▶ Required work
Search the records below for the word "data". Pull out each line that has it.

▶ Source material
-- start --

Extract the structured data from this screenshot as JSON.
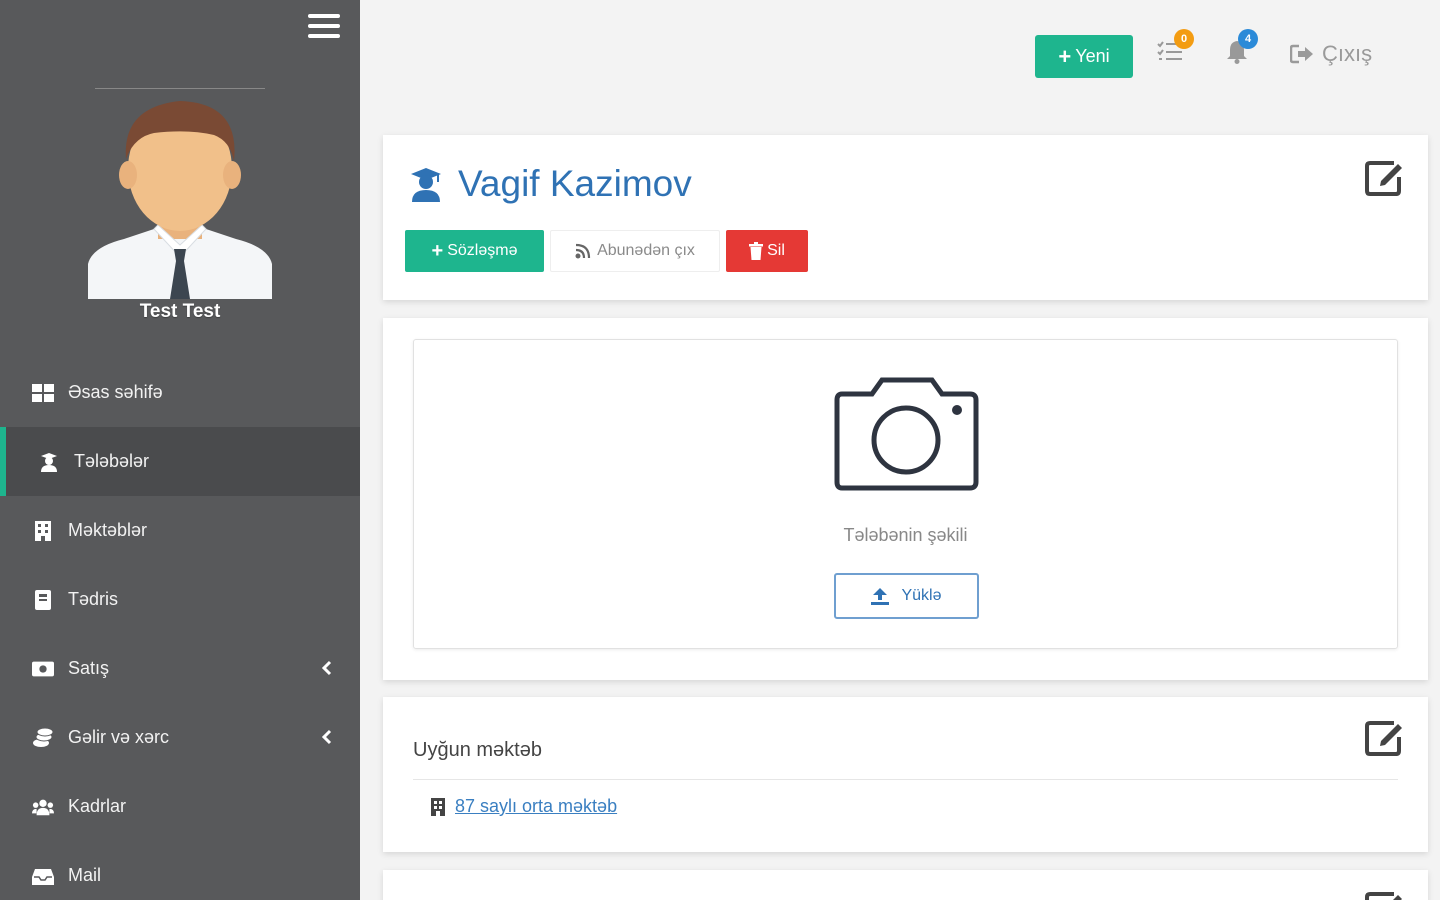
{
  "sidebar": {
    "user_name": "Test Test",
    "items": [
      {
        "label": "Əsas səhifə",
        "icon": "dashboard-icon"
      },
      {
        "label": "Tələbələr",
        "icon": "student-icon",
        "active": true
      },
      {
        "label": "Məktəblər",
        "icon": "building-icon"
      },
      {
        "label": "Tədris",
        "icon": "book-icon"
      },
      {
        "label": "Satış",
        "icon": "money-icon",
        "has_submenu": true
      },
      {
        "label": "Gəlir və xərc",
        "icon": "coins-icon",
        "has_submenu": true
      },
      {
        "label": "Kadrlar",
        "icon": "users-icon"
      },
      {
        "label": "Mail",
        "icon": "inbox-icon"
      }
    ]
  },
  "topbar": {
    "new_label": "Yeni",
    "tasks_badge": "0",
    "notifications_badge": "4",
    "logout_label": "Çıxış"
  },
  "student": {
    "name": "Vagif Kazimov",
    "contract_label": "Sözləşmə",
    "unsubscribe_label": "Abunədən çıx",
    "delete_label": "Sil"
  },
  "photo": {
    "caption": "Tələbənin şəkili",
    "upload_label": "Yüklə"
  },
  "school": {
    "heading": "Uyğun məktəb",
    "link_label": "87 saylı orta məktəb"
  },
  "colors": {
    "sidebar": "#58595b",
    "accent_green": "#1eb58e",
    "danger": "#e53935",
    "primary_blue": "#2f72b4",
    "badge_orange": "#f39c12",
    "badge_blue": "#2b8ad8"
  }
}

-- end --
-- start --

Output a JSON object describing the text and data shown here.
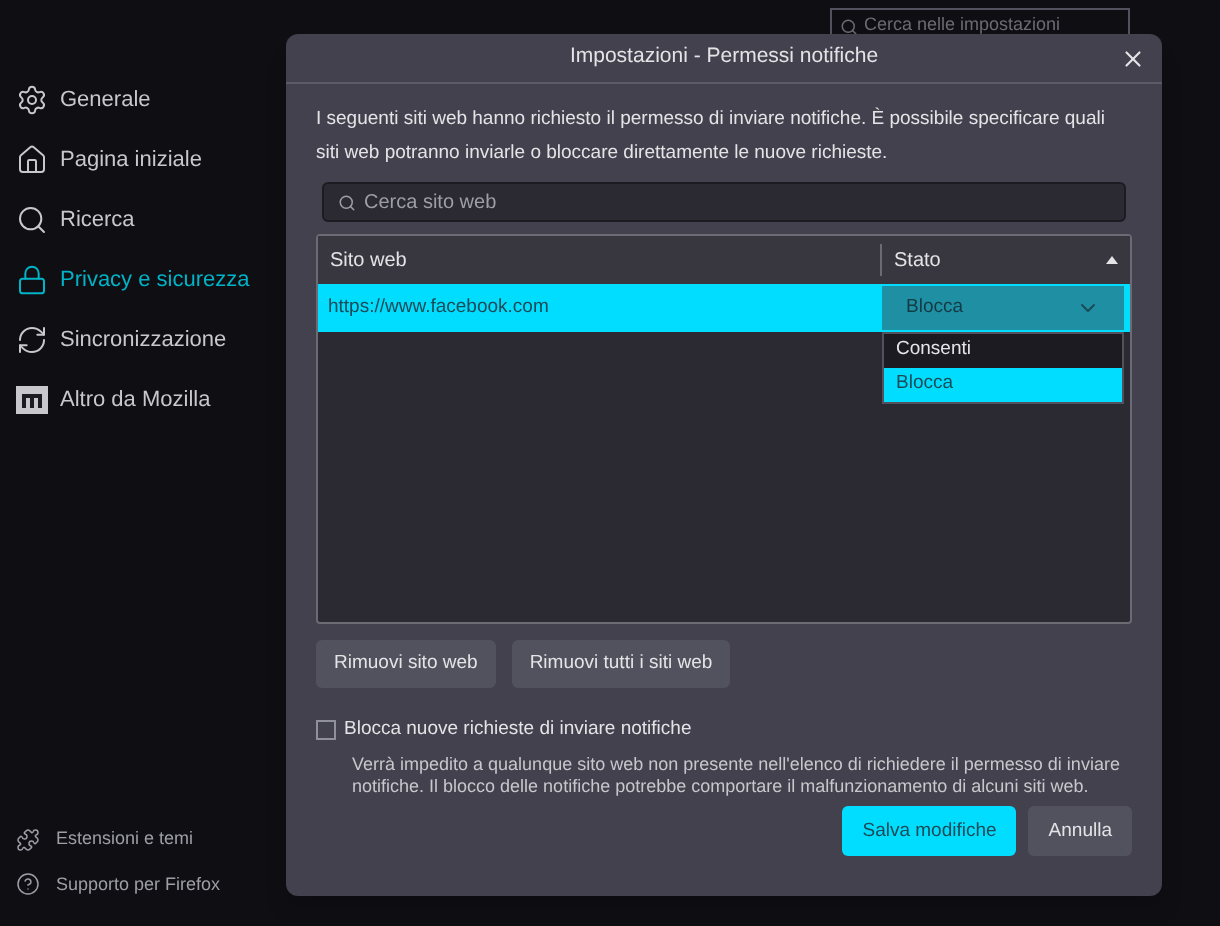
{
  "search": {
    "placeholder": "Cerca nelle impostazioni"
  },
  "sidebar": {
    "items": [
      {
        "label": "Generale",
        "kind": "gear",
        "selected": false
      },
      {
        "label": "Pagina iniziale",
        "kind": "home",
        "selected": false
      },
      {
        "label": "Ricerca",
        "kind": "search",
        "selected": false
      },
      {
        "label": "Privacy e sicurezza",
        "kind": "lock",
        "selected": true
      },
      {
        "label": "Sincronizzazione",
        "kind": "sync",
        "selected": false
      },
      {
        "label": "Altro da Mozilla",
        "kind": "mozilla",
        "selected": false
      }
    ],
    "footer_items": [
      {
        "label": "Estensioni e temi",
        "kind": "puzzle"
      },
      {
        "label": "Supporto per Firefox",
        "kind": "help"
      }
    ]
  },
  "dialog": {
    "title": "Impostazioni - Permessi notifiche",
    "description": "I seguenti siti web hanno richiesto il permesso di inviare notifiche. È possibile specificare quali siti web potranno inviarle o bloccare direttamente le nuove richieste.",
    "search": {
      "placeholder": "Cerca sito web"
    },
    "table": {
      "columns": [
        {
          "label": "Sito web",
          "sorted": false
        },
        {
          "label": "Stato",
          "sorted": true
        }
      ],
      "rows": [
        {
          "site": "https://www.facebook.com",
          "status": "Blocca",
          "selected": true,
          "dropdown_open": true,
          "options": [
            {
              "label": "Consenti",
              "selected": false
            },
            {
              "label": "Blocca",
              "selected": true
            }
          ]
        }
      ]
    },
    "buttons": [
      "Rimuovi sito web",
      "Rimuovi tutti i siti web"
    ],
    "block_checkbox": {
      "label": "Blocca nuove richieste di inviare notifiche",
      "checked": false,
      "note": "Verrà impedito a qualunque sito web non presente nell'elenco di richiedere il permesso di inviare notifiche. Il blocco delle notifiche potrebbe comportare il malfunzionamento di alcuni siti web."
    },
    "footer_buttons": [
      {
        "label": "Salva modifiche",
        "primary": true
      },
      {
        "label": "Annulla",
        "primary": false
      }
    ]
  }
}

-- end --

▶ Exercise answer
Extract the structured data from this screenshot as JSON.
Output a JSON object describing the text and data shown here.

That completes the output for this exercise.